### PROBLEM DETAILS:
Below are the records. List every line holding the word "content".

--- --- ---

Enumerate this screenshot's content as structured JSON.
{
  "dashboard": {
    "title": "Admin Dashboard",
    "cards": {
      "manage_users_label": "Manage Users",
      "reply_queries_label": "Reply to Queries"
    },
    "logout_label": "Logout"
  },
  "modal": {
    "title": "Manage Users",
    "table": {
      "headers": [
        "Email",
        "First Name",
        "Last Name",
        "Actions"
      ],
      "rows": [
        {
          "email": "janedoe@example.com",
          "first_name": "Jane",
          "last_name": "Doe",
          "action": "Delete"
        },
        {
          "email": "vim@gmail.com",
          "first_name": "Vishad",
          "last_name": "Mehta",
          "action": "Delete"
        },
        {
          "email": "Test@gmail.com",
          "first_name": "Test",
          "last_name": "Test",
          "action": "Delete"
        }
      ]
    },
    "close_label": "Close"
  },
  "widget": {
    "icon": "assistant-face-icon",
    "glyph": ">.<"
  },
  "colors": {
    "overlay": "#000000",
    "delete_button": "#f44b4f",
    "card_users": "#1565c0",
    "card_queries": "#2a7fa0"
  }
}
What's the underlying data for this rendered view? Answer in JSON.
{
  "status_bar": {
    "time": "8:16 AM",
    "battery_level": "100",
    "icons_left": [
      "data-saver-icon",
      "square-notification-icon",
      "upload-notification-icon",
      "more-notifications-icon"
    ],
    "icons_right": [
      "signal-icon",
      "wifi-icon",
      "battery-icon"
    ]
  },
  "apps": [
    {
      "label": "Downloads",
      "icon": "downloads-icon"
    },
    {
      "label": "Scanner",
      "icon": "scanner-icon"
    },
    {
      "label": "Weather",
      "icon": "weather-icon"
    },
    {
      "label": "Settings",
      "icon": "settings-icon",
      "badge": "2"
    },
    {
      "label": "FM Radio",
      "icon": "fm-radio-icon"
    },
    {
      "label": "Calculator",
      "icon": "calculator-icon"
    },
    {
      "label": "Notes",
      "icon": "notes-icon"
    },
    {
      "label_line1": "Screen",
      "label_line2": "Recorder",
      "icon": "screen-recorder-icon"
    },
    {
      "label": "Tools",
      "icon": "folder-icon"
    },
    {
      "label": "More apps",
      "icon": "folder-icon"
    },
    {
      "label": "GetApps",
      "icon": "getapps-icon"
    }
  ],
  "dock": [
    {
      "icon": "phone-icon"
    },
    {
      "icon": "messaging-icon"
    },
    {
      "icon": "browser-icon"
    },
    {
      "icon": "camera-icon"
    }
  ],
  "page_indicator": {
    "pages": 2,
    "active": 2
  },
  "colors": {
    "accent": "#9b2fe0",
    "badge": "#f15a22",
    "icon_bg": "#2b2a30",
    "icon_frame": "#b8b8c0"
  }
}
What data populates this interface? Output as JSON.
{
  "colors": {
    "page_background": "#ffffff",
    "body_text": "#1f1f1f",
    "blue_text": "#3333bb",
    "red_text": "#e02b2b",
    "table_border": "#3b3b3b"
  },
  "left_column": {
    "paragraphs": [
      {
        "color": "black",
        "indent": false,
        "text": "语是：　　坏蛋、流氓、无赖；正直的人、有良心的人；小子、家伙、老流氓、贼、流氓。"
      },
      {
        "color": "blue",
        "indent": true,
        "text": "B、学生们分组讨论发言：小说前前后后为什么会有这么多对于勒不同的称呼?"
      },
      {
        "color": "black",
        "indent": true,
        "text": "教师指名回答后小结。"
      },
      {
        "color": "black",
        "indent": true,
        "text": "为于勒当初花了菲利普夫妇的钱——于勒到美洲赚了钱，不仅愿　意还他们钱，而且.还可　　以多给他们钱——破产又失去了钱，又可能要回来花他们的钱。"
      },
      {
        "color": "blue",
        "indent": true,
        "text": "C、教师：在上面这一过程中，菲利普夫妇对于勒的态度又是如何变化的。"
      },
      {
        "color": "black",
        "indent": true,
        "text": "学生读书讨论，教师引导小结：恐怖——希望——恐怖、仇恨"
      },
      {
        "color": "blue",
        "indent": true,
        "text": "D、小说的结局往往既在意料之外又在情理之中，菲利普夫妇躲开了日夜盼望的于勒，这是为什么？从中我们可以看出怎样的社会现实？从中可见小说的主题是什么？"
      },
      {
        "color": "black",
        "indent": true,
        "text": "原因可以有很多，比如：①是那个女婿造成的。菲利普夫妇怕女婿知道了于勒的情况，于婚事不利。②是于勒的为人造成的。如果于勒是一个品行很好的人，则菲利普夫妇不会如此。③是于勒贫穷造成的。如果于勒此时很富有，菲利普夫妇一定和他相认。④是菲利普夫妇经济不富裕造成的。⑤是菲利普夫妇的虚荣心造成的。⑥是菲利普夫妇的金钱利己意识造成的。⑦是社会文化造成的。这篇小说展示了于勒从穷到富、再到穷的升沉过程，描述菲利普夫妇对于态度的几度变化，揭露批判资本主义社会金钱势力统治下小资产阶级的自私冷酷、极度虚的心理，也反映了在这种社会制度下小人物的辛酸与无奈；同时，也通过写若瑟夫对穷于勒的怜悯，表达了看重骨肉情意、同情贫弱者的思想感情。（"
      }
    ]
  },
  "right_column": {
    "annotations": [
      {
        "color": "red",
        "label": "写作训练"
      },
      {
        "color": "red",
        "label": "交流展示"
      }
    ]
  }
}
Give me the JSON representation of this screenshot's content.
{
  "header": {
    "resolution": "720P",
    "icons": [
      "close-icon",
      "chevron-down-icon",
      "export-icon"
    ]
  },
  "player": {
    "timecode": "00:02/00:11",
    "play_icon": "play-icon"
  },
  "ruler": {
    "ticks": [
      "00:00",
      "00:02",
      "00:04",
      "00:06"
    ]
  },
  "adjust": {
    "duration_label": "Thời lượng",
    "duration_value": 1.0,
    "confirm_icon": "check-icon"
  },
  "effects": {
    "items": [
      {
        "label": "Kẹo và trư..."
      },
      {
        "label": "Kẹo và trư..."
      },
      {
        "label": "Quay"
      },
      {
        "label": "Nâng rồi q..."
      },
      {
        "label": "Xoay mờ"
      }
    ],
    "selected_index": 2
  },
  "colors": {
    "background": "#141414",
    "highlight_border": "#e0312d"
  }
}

--- --- ---

### FULL RESPONSE:
Enumerate this screenshot's content as structured JSON.
Give me the JSON representation of this screenshot's content.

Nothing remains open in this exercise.